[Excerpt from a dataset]

>> begin

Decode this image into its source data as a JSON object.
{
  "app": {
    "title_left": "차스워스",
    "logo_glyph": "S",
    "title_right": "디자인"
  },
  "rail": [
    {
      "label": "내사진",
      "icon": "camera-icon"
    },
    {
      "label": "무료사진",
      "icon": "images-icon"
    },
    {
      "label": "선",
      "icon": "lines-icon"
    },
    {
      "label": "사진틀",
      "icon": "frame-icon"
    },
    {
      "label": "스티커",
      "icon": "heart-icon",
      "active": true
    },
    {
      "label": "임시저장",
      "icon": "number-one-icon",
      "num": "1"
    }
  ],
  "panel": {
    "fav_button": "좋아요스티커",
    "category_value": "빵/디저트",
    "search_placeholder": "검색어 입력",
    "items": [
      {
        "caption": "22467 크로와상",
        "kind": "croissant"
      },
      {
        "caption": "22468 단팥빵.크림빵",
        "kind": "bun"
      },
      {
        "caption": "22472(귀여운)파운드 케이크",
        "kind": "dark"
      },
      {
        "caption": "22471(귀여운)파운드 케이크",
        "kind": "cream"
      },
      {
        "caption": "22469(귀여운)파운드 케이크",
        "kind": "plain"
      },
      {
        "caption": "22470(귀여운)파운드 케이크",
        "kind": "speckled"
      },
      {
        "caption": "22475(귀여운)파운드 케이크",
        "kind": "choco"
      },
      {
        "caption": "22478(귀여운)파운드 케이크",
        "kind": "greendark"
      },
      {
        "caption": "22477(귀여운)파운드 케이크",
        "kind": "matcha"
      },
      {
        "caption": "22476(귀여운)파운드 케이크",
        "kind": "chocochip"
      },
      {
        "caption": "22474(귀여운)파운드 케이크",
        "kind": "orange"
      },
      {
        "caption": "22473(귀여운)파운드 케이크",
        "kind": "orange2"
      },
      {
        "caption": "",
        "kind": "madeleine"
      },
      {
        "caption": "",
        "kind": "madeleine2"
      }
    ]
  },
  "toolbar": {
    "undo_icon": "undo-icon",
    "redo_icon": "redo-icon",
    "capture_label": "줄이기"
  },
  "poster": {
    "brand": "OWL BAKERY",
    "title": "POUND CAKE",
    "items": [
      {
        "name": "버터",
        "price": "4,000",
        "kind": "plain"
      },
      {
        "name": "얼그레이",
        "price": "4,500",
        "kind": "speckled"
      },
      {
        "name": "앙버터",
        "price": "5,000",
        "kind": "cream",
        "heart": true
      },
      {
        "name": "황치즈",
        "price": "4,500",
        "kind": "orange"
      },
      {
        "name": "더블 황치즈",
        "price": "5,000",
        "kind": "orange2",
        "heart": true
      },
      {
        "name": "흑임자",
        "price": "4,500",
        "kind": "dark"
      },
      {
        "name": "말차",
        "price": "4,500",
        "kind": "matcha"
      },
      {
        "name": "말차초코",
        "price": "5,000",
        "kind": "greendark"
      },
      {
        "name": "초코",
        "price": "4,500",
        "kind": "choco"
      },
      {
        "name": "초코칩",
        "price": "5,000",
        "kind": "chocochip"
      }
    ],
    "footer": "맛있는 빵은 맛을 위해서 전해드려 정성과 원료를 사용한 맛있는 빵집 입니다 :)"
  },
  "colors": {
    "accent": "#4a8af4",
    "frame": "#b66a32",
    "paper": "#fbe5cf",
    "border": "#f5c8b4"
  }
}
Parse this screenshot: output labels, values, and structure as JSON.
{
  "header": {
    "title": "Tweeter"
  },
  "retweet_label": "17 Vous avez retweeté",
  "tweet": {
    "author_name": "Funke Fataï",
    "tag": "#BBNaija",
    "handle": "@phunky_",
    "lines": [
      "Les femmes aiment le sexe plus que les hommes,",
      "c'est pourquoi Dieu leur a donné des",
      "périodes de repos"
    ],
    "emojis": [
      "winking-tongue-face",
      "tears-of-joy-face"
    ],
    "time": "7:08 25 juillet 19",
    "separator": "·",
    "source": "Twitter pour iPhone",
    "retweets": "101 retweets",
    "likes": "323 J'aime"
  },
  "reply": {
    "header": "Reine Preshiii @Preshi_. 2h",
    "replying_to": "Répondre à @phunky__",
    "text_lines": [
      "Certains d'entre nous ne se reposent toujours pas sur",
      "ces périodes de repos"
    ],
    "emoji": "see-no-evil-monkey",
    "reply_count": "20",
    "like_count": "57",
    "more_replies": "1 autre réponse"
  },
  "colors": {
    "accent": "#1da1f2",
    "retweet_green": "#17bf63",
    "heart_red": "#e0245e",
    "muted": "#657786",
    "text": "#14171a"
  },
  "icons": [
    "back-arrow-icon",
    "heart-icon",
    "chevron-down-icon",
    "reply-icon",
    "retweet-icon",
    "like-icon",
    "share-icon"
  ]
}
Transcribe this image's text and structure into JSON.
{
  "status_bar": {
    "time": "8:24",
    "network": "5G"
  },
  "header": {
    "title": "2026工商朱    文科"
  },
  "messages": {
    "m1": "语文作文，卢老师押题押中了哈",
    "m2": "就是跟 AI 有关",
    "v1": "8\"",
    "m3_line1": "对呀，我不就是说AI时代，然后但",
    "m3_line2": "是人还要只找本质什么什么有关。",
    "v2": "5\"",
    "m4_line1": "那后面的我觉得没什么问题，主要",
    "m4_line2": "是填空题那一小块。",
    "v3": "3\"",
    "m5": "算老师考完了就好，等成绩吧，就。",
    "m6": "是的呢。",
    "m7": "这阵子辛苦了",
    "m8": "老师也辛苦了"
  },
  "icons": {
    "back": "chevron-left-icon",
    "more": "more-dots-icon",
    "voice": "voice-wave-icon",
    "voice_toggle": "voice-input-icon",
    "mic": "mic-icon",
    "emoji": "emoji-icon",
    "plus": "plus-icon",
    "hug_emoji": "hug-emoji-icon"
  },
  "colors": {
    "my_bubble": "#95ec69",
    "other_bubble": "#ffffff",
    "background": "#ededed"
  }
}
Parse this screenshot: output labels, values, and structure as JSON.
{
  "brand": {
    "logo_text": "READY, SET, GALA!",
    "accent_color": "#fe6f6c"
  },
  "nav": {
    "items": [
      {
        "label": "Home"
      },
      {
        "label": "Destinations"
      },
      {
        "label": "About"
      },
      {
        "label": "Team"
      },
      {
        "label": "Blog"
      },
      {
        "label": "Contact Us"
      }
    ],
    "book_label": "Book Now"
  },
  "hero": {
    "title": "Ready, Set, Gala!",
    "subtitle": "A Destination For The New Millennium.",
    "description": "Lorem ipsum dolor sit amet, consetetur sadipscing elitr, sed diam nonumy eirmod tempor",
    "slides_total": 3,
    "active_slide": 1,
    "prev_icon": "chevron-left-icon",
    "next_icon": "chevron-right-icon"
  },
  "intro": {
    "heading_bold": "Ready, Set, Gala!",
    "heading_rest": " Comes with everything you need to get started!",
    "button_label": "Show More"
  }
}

>> end

WORK TO DO: Every line of the records above needs to be given again exactly.

CORRECT RESULT:
Decode this image into its source data as a JSON object.
{
  "app": {
    "title_left": "차스워스",
    "logo_glyph": "S",
    "title_right": "디자인"
  },
  "rail": [
    {
      "label": "내사진",
      "icon": "camera-icon"
    },
    {
      "label": "무료사진",
      "icon": "images-icon"
    },
    {
      "label": "선",
      "icon": "lines-icon"
    },
    {
      "label": "사진틀",
      "icon": "frame-icon"
    },
    {
      "label": "스티커",
      "icon": "heart-icon",
      "active": true
    },
    {
      "label": "임시저장",
      "icon": "number-one-icon",
      "num": "1"
    }
  ],
  "panel": {
    "fav_button": "좋아요스티커",
    "category_value": "빵/디저트",
    "search_placeholder": "검색어 입력",
    "items": [
      {
        "caption": "22467 크로와상",
        "kind": "croissant"
      },
      {
        "caption": "22468 단팥빵.크림빵",
        "kind": "bun"
      },
      {
        "caption": "22472(귀여운)파운드 케이크",
        "kind": "dark"
      },
      {
        "caption": "22471(귀여운)파운드 케이크",
        "kind": "cream"
      },
      {
        "caption": "22469(귀여운)파운드 케이크",
        "kind": "plain"
      },
      {
        "caption": "22470(귀여운)파운드 케이크",
        "kind": "speckled"
      },
      {
        "caption": "22475(귀여운)파운드 케이크",
        "kind": "choco"
      },
      {
        "caption": "22478(귀여운)파운드 케이크",
        "kind": "greendark"
      },
      {
        "caption": "22477(귀여운)파운드 케이크",
        "kind": "matcha"
      },
      {
        "caption": "22476(귀여운)파운드 케이크",
        "kind": "chocochip"
      },
      {
        "caption": "22474(귀여운)파운드 케이크",
        "kind": "orange"
      },
      {
        "caption": "22473(귀여운)파운드 케이크",
        "kind": "orange2"
      },
      {
        "caption": "",
        "kind": "madeleine"
      },
      {
        "caption": "",
        "kind": "madeleine2"
      }
    ]
  },
  "toolbar": {
    "undo_icon": "undo-icon",
    "redo_icon": "redo-icon",
    "capture_label": "줄이기"
  },
  "poster": {
    "brand": "OWL BAKERY",
    "title": "POUND CAKE",
    "items": [
      {
        "name": "버터",
        "price": "4,000",
        "kind": "plain"
      },
      {
        "name": "얼그레이",
        "price": "4,500",
        "kind": "speckled"
      },
      {
        "name": "앙버터",
        "price": "5,000",
        "kind": "cream",
        "heart": true
      },
      {
        "name": "황치즈",
        "price": "4,500",
        "kind": "orange"
      },
      {
        "name": "더블 황치즈",
        "price": "5,000",
        "kind": "orange2",
        "heart": true
      },
      {
        "name": "흑임자",
        "price": "4,500",
        "kind": "dark"
      },
      {
        "name": "말차",
        "price": "4,500",
        "kind": "matcha"
      },
      {
        "name": "말차초코",
        "price": "5,000",
        "kind": "greendark"
      },
      {
        "name": "초코",
        "price": "4,500",
        "kind": "choco"
      },
      {
        "name": "초코칩",
        "price": "5,000",
        "kind": "chocochip"
      }
    ],
    "footer": "맛있는 빵은 맛을 위해서 전해드려 정성과 원료를 사용한 맛있는 빵집 입니다 :)"
  },
  "colors": {
    "accent": "#4a8af4",
    "frame": "#b66a32",
    "paper": "#fbe5cf",
    "border": "#f5c8b4"
  }
}
Parse this screenshot: output labels, values, and structure as JSON.
{
  "header": {
    "title": "Tweeter"
  },
  "retweet_label": "17 Vous avez retweeté",
  "tweet": {
    "author_name": "Funke Fataï",
    "tag": "#BBNaija",
    "handle": "@phunky_",
    "lines": [
      "Les femmes aiment le sexe plus que les hommes,",
      "c'est pourquoi Dieu leur a donné des",
      "périodes de repos"
    ],
    "emojis": [
      "winking-tongue-face",
      "tears-of-joy-face"
    ],
    "time": "7:08 25 juillet 19",
    "separator": "·",
    "source": "Twitter pour iPhone",
    "retweets": "101 retweets",
    "likes": "323 J'aime"
  },
  "reply": {
    "header": "Reine Preshiii @Preshi_. 2h",
    "replying_to": "Répondre à @phunky__",
    "text_lines": [
      "Certains d'entre nous ne se reposent toujours pas sur",
      "ces périodes de repos"
    ],
    "emoji": "see-no-evil-monkey",
    "reply_count": "20",
    "like_count": "57",
    "more_replies": "1 autre réponse"
  },
  "colors": {
    "accent": "#1da1f2",
    "retweet_green": "#17bf63",
    "heart_red": "#e0245e",
    "muted": "#657786",
    "text": "#14171a"
  },
  "icons": [
    "back-arrow-icon",
    "heart-icon",
    "chevron-down-icon",
    "reply-icon",
    "retweet-icon",
    "like-icon",
    "share-icon"
  ]
}
Transcribe this image's text and structure into JSON.
{
  "status_bar": {
    "time": "8:24",
    "network": "5G"
  },
  "header": {
    "title": "2026工商朱    文科"
  },
  "messages": {
    "m1": "语文作文，卢老师押题押中了哈",
    "m2": "就是跟 AI 有关",
    "v1": "8\"",
    "m3_line1": "对呀，我不就是说AI时代，然后但",
    "m3_line2": "是人还要只找本质什么什么有关。",
    "v2": "5\"",
    "m4_line1": "那后面的我觉得没什么问题，主要",
    "m4_line2": "是填空题那一小块。",
    "v3": "3\"",
    "m5": "算老师考完了就好，等成绩吧，就。",
    "m6": "是的呢。",
    "m7": "这阵子辛苦了",
    "m8": "老师也辛苦了"
  },
  "icons": {
    "back": "chevron-left-icon",
    "more": "more-dots-icon",
    "voice": "voice-wave-icon",
    "voice_toggle": "voice-input-icon",
    "mic": "mic-icon",
    "emoji": "emoji-icon",
    "plus": "plus-icon",
    "hug_emoji": "hug-emoji-icon"
  },
  "colors": {
    "my_bubble": "#95ec69",
    "other_bubble": "#ffffff",
    "background": "#ededed"
  }
}
Parse this screenshot: output labels, values, and structure as JSON.
{
  "brand": {
    "logo_text": "READY, SET, GALA!",
    "accent_color": "#fe6f6c"
  },
  "nav": {
    "items": [
      {
        "label": "Home"
      },
      {
        "label": "Destinations"
      },
      {
        "label": "About"
      },
      {
        "label": "Team"
      },
      {
        "label": "Blog"
      },
      {
        "label": "Contact Us"
      }
    ],
    "book_label": "Book Now"
  },
  "hero": {
    "title": "Ready, Set, Gala!",
    "subtitle": "A Destination For The New Millennium.",
    "description": "Lorem ipsum dolor sit amet, consetetur sadipscing elitr, sed diam nonumy eirmod tempor",
    "slides_total": 3,
    "active_slide": 1,
    "prev_icon": "chevron-left-icon",
    "next_icon": "chevron-right-icon"
  },
  "intro": {
    "heading_bold": "Ready, Set, Gala!",
    "heading_rest": " Comes with everything you need to get started!",
    "button_label": "Show More"
  }
}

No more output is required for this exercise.